%%

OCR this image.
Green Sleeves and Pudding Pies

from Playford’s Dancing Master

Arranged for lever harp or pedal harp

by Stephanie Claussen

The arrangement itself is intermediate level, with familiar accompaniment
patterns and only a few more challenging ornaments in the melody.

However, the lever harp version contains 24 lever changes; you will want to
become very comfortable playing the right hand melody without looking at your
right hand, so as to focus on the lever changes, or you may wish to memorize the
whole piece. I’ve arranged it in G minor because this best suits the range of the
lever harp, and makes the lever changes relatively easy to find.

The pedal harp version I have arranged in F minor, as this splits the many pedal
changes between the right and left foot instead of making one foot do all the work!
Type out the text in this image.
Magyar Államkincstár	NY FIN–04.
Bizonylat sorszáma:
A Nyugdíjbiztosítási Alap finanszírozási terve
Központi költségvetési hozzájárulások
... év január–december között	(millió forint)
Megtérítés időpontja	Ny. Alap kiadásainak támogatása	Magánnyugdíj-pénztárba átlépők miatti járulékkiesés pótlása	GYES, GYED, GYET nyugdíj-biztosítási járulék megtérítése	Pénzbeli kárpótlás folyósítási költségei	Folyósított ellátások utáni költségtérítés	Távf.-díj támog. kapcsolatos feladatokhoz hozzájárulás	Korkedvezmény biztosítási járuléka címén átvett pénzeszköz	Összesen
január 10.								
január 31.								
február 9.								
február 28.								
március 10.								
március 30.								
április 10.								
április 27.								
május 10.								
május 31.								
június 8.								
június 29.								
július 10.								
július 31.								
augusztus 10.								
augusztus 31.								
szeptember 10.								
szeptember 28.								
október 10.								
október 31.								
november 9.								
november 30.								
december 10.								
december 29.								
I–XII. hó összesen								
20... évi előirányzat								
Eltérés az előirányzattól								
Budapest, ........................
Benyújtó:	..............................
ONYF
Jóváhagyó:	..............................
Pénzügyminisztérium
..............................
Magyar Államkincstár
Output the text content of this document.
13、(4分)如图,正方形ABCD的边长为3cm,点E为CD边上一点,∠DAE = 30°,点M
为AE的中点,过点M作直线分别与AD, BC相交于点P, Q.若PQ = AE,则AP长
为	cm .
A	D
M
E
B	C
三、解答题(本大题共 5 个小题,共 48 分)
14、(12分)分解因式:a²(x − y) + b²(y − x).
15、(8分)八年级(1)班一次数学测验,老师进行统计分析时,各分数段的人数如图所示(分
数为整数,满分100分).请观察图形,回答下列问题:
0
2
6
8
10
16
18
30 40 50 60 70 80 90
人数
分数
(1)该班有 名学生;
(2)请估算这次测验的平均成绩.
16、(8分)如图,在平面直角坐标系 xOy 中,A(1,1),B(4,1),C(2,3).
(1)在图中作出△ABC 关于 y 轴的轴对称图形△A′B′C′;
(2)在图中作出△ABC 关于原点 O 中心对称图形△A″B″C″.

%%

* **What you need to do**
List all lines where "text" occurs.

* **Output of the exercise**
Type out the text in this image.
Output the text content of this document.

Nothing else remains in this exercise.